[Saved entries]

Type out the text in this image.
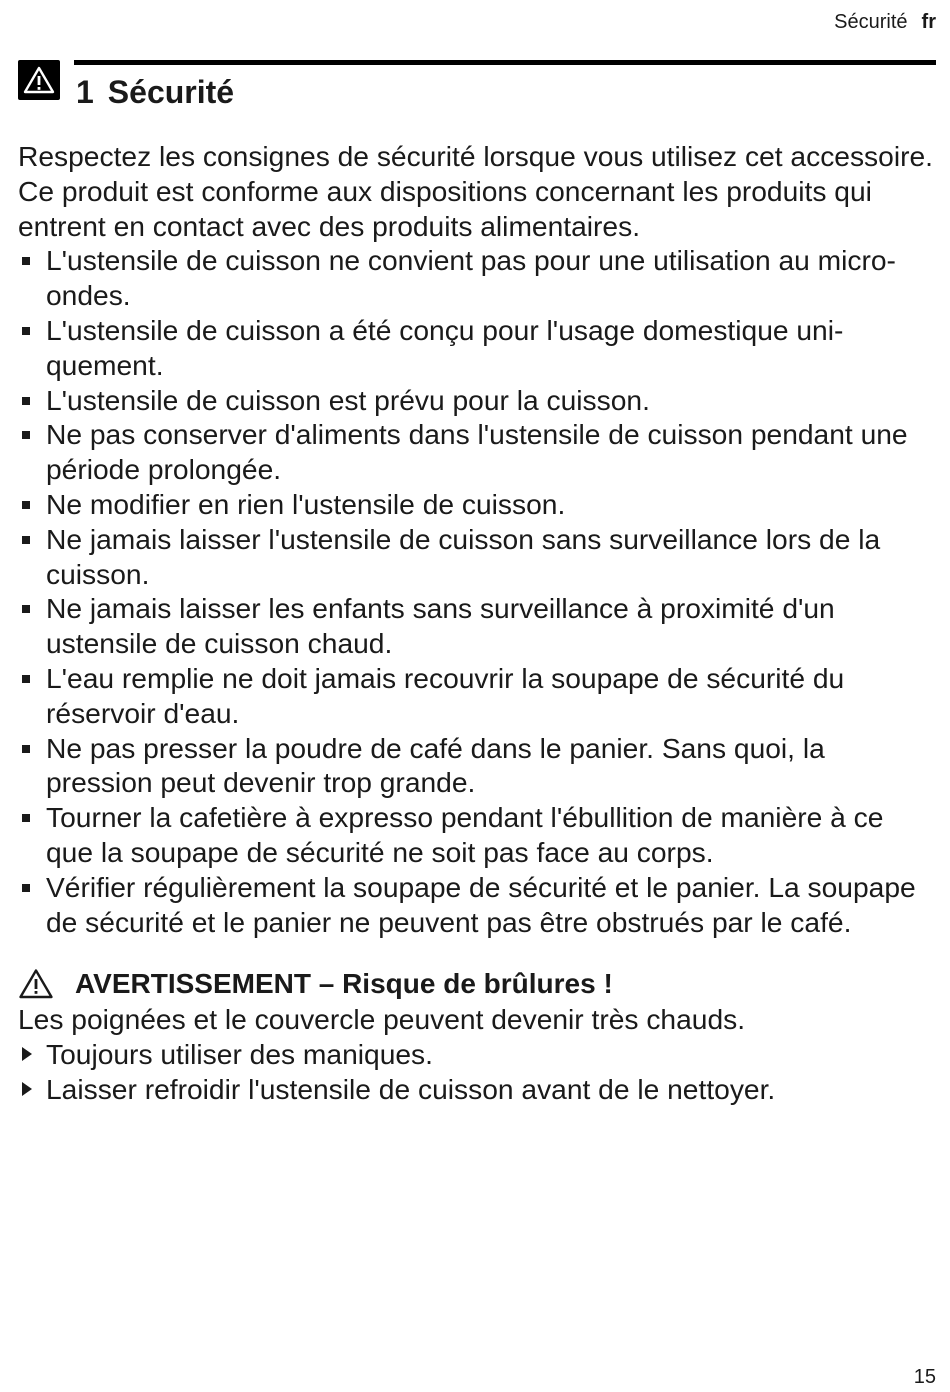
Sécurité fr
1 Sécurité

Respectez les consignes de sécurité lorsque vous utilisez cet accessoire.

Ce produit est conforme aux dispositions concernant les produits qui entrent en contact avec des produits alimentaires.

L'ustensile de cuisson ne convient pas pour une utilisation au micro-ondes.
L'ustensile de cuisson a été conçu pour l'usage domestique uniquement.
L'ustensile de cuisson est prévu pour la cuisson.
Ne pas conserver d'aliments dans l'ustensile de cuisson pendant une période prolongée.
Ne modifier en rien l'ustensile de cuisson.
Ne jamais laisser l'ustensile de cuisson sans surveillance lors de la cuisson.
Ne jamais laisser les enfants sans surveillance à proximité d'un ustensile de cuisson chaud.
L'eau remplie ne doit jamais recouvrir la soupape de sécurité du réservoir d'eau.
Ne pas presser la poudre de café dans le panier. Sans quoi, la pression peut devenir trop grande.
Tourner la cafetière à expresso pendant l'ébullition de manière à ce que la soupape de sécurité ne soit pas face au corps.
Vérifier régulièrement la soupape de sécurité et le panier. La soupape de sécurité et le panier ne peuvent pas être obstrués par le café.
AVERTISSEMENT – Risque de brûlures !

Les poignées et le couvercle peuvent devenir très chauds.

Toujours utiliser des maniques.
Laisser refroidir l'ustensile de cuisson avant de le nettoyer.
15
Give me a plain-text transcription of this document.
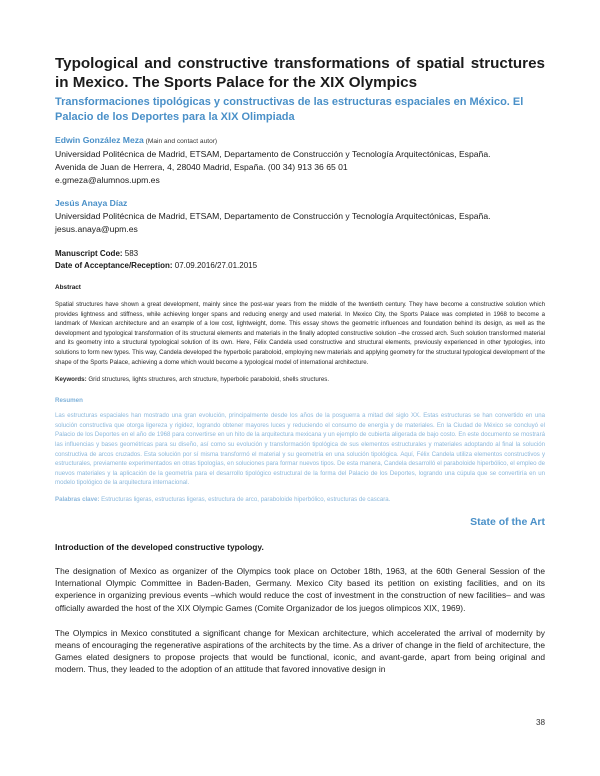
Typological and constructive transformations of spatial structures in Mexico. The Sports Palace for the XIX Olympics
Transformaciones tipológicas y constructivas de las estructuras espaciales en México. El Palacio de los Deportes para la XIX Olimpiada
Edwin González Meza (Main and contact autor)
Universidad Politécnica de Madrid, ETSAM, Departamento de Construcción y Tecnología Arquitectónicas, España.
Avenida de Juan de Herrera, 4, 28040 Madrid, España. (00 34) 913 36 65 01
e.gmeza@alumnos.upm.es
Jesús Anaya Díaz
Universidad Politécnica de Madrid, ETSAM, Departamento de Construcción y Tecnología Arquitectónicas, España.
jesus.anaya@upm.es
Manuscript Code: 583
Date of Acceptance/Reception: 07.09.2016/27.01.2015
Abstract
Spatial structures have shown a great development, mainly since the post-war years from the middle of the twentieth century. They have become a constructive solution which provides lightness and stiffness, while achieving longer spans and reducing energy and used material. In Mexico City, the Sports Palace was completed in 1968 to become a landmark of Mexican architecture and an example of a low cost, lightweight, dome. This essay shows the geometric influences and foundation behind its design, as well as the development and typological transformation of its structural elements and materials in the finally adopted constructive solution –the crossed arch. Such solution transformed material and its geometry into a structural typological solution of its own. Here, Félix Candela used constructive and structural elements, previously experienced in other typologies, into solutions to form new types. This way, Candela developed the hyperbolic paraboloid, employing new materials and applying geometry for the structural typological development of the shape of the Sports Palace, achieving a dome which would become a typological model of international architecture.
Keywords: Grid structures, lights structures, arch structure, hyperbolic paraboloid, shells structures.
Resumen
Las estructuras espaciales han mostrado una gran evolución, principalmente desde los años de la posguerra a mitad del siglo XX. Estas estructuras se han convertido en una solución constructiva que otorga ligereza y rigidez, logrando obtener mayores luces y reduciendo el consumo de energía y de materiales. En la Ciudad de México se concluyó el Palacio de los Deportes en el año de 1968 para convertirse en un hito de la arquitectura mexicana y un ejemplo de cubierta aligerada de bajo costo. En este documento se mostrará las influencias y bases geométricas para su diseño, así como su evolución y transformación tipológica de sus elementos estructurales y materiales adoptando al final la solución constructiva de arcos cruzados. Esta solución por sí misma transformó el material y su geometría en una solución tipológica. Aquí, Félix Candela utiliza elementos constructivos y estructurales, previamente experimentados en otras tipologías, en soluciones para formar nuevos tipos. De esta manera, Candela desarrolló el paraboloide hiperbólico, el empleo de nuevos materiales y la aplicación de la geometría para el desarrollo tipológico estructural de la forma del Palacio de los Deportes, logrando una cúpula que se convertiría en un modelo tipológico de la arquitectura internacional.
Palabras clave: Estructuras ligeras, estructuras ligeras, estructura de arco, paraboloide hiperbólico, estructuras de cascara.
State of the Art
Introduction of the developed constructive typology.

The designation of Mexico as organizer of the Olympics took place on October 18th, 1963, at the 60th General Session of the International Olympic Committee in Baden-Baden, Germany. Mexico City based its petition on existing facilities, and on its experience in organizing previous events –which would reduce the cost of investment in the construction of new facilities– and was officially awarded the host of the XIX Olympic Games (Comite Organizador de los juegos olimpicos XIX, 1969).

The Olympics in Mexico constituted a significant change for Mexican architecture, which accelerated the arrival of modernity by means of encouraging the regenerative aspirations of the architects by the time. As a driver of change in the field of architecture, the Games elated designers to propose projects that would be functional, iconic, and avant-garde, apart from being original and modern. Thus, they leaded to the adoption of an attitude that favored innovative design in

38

#### EXERCISE PROMPT:
Excluding the pictures, reproduce every entry exactly as given.

#### ANSWER BELOW:
Type out the text in this image.
Sécurité fr
1 Sécurité

Respectez les consignes de sécurité lorsque vous utilisez cet accessoire.

Ce produit est conforme aux dispositions concernant les produits qui entrent en contact avec des produits alimentaires.

L'ustensile de cuisson ne convient pas pour une utilisation au micro-ondes.
L'ustensile de cuisson a été conçu pour l'usage domestique uniquement.
L'ustensile de cuisson est prévu pour la cuisson.
Ne pas conserver d'aliments dans l'ustensile de cuisson pendant une période prolongée.
Ne modifier en rien l'ustensile de cuisson.
Ne jamais laisser l'ustensile de cuisson sans surveillance lors de la cuisson.
Ne jamais laisser les enfants sans surveillance à proximité d'un ustensile de cuisson chaud.
L'eau remplie ne doit jamais recouvrir la soupape de sécurité du réservoir d'eau.
Ne pas presser la poudre de café dans le panier. Sans quoi, la pression peut devenir trop grande.
Tourner la cafetière à expresso pendant l'ébullition de manière à ce que la soupape de sécurité ne soit pas face au corps.
Vérifier régulièrement la soupape de sécurité et le panier. La soupape de sécurité et le panier ne peuvent pas être obstrués par le café.
AVERTISSEMENT – Risque de brûlures !

Les poignées et le couvercle peuvent devenir très chauds.

Toujours utiliser des maniques.
Laisser refroidir l'ustensile de cuisson avant de le nettoyer.
15
Give me a plain-text transcription of this document.
Typological and constructive transformations of spatial structures in Mexico. The Sports Palace for the XIX Olympics
Transformaciones tipológicas y constructivas de las estructuras espaciales en México. El Palacio de los Deportes para la XIX Olimpiada
Edwin González Meza (Main and contact autor)
Universidad Politécnica de Madrid, ETSAM, Departamento de Construcción y Tecnología Arquitectónicas, España.
Avenida de Juan de Herrera, 4, 28040 Madrid, España. (00 34) 913 36 65 01
e.gmeza@alumnos.upm.es
Jesús Anaya Díaz
Universidad Politécnica de Madrid, ETSAM, Departamento de Construcción y Tecnología Arquitectónicas, España.
jesus.anaya@upm.es
Manuscript Code: 583
Date of Acceptance/Reception: 07.09.2016/27.01.2015
Abstract
Spatial structures have shown a great development, mainly since the post-war years from the middle of the twentieth century. They have become a constructive solution which provides lightness and stiffness, while achieving longer spans and reducing energy and used material. In Mexico City, the Sports Palace was completed in 1968 to become a landmark of Mexican architecture and an example of a low cost, lightweight, dome. This essay shows the geometric influences and foundation behind its design, as well as the development and typological transformation of its structural elements and materials in the finally adopted constructive solution –the crossed arch. Such solution transformed material and its geometry into a structural typological solution of its own. Here, Félix Candela used constructive and structural elements, previously experienced in other typologies, into solutions to form new types. This way, Candela developed the hyperbolic paraboloid, employing new materials and applying geometry for the structural typological development of the shape of the Sports Palace, achieving a dome which would become a typological model of international architecture.
Keywords: Grid structures, lights structures, arch structure, hyperbolic paraboloid, shells structures.
Resumen
Las estructuras espaciales han mostrado una gran evolución, principalmente desde los años de la posguerra a mitad del siglo XX. Estas estructuras se han convertido en una solución constructiva que otorga ligereza y rigidez, logrando obtener mayores luces y reduciendo el consumo de energía y de materiales. En la Ciudad de México se concluyó el Palacio de los Deportes en el año de 1968 para convertirse en un hito de la arquitectura mexicana y un ejemplo de cubierta aligerada de bajo costo. En este documento se mostrará las influencias y bases geométricas para su diseño, así como su evolución y transformación tipológica de sus elementos estructurales y materiales adoptando al final la solución constructiva de arcos cruzados. Esta solución por sí misma transformó el material y su geometría en una solución tipológica. Aquí, Félix Candela utiliza elementos constructivos y estructurales, previamente experimentados en otras tipologías, en soluciones para formar nuevos tipos. De esta manera, Candela desarrolló el paraboloide hiperbólico, el empleo de nuevos materiales y la aplicación de la geometría para el desarrollo tipológico estructural de la forma del Palacio de los Deportes, logrando una cúpula que se convertiría en un modelo tipológico de la arquitectura internacional.
Palabras clave: Estructuras ligeras, estructuras ligeras, estructura de arco, paraboloide hiperbólico, estructuras de cascara.
State of the Art
Introduction of the developed constructive typology.

The designation of Mexico as organizer of the Olympics took place on October 18th, 1963, at the 60th General Session of the International Olympic Committee in Baden-Baden, Germany. Mexico City based its petition on existing facilities, and on its experience in organizing previous events –which would reduce the cost of investment in the construction of new facilities– and was officially awarded the host of the XIX Olympic Games (Comite Organizador de los juegos olimpicos XIX, 1969).

The Olympics in Mexico constituted a significant change for Mexican architecture, which accelerated the arrival of modernity by means of encouraging the regenerative aspirations of the architects by the time. As a driver of change in the field of architecture, the Games elated designers to propose projects that would be functional, iconic, and avant-garde, apart from being original and modern. Thus, they leaded to the adoption of an attitude that favored innovative design in

38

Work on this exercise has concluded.